** START Dataset excerpts **

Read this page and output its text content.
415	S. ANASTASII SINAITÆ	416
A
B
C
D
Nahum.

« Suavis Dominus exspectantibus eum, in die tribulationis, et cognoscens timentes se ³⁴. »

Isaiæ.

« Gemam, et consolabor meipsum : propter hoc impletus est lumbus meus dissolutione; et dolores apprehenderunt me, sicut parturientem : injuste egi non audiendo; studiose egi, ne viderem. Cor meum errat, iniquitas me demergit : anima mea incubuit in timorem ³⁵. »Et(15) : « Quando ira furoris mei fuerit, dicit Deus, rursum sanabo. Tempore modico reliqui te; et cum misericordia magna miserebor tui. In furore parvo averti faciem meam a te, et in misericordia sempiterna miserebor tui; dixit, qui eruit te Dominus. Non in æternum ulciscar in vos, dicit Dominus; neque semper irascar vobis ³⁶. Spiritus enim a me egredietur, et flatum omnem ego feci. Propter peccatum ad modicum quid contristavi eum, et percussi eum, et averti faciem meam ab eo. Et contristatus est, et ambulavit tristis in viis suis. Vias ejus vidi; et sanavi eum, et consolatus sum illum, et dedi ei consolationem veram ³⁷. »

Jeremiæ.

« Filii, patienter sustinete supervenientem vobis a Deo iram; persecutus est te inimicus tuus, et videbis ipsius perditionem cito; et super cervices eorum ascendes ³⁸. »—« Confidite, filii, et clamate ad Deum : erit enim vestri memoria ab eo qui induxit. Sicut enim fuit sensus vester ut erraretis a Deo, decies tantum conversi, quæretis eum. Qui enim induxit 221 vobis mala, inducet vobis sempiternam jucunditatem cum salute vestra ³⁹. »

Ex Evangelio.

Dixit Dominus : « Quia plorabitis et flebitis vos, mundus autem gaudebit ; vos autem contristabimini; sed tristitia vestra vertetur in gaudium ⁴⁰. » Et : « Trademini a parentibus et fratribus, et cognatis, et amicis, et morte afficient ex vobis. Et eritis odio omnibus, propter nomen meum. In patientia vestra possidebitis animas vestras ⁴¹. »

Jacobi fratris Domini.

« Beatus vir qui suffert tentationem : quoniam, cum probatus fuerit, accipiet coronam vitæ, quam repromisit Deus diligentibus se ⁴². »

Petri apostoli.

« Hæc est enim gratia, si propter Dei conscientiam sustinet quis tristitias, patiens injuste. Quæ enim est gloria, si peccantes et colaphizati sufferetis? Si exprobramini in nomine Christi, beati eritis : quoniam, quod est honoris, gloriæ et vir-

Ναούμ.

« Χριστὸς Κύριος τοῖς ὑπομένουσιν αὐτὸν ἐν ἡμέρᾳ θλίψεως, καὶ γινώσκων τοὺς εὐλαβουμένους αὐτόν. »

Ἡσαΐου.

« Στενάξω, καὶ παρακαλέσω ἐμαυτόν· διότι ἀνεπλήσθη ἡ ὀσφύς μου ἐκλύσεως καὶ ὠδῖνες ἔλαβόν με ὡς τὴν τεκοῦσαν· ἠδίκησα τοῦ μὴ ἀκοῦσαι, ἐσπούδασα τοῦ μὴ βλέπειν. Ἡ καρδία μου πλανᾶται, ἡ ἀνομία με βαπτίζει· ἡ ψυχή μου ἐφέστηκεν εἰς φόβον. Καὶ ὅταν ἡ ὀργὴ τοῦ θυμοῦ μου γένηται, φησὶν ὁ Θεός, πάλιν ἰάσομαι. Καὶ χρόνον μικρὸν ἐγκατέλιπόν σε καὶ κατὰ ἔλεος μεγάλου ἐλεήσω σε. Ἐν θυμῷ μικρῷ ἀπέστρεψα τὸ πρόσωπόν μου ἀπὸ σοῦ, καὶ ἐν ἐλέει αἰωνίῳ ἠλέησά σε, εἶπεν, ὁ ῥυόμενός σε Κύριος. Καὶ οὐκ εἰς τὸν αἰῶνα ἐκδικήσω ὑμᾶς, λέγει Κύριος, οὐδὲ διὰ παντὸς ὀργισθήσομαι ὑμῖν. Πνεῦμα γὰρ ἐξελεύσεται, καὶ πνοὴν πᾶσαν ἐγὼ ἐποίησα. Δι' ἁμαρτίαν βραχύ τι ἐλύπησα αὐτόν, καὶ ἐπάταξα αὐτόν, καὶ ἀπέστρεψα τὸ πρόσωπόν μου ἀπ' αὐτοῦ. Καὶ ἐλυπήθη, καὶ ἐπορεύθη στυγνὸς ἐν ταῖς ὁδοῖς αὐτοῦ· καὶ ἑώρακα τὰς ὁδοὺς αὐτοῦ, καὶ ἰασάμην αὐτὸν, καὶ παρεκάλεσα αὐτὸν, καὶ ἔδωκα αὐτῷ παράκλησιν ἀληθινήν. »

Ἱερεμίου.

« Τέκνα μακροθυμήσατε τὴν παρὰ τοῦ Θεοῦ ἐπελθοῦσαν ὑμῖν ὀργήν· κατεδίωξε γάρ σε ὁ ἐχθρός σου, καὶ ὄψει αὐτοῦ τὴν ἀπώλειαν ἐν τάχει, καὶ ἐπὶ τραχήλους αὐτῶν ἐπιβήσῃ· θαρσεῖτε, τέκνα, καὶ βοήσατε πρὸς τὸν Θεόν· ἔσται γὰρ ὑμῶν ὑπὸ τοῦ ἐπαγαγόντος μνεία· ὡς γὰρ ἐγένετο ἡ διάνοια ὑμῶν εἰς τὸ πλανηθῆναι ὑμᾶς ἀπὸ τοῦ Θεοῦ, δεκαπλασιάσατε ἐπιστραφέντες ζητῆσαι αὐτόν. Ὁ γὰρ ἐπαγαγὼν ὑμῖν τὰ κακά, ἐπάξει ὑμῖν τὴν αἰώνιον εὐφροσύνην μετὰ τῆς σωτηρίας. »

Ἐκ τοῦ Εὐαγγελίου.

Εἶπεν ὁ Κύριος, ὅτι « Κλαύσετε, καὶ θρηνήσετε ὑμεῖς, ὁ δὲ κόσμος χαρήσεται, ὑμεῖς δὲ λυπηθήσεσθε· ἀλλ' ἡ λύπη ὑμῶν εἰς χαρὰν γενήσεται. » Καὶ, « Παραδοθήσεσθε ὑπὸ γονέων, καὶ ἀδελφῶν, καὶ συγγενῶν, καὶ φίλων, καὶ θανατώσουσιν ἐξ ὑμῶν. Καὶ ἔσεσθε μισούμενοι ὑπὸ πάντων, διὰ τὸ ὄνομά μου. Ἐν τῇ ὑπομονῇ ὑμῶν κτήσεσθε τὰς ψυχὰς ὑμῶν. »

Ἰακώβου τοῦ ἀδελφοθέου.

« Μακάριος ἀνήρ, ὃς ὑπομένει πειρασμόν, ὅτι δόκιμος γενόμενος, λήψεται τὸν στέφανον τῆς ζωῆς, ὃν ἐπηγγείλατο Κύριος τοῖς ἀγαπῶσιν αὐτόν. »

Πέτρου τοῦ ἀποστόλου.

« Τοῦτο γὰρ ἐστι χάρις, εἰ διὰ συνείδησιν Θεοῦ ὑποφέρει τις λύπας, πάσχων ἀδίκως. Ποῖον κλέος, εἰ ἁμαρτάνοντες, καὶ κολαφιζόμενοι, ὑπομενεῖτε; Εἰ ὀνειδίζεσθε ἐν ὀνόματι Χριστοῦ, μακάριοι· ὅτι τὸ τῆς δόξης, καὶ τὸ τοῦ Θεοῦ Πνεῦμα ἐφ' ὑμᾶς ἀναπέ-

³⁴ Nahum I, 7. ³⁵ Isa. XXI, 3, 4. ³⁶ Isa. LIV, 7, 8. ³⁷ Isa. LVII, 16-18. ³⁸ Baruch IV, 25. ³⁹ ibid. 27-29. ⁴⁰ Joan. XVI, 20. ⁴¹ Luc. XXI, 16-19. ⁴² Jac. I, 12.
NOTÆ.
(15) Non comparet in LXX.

** END Dataset excerpts **
** START Dataset excerpts **

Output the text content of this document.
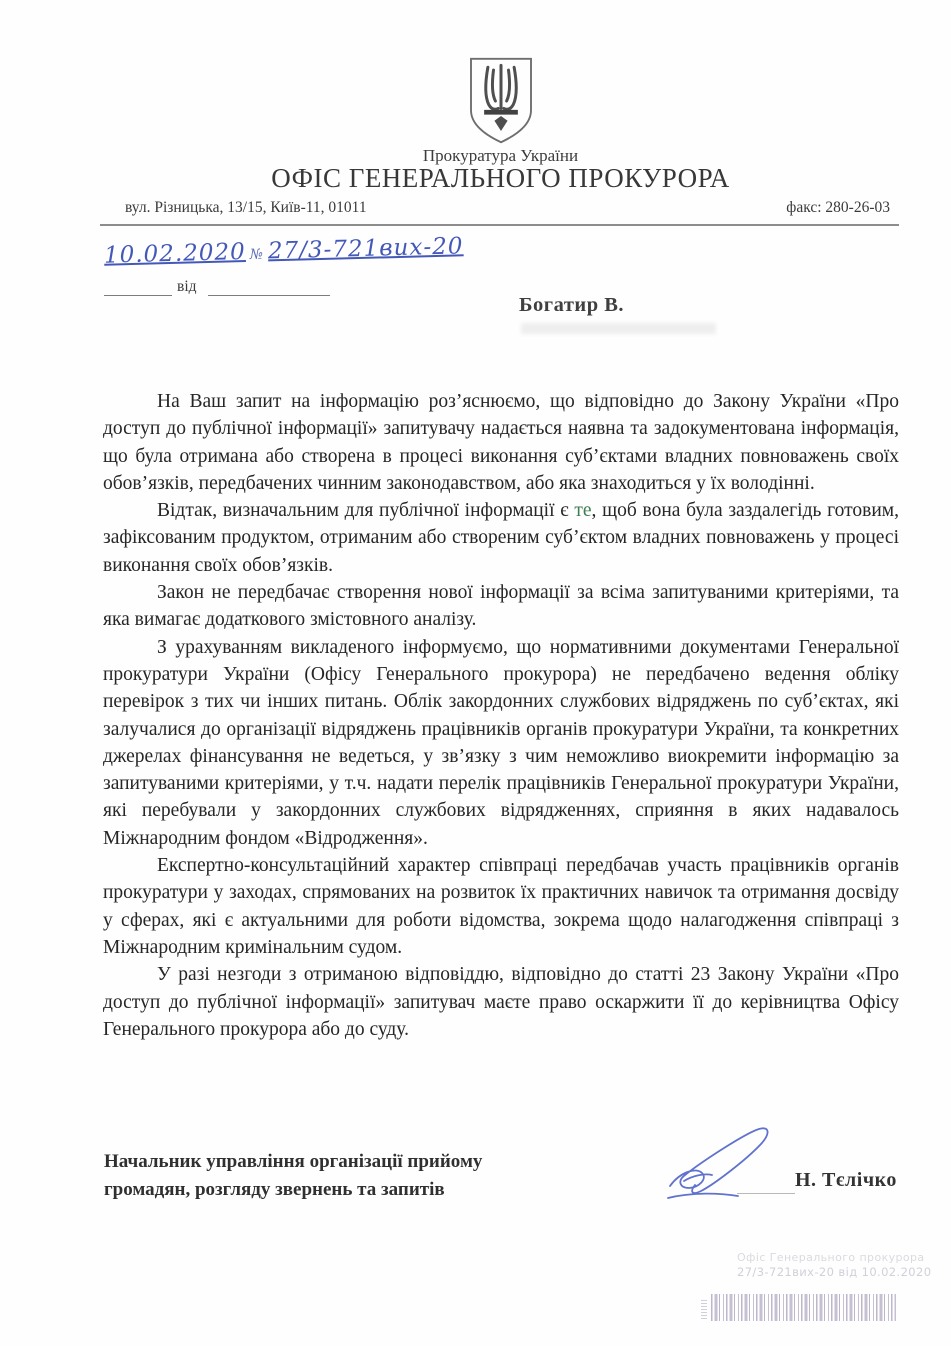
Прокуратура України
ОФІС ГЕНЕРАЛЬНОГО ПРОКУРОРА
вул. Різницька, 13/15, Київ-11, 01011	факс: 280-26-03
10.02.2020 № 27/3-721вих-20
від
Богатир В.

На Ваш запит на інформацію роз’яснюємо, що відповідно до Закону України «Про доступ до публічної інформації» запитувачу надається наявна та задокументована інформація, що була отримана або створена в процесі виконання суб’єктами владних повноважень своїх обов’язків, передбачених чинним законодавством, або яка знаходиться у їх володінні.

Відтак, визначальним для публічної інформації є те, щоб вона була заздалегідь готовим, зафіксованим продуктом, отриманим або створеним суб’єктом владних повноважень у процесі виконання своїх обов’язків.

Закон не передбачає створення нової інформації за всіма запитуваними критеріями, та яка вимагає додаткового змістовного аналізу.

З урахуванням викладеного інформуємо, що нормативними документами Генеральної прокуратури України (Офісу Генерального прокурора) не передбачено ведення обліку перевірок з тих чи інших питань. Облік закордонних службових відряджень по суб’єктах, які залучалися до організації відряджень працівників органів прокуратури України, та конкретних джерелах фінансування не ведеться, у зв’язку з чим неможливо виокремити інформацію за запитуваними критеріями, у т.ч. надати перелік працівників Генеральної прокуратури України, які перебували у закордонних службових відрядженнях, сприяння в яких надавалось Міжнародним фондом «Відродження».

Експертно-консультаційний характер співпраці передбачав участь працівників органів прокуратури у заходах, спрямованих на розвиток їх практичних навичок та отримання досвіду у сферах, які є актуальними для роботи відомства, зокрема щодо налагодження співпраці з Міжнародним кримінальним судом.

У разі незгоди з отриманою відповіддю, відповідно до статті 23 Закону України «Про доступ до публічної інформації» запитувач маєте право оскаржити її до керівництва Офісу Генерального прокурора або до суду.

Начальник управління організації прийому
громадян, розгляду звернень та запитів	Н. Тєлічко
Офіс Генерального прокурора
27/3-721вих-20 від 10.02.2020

** END Dataset excerpts **

> **Challenge**
Search the entries for the word "text" and copy every line that has it.

> **Exercise solution**
Read this page and output its text content.
Output the text content of this document.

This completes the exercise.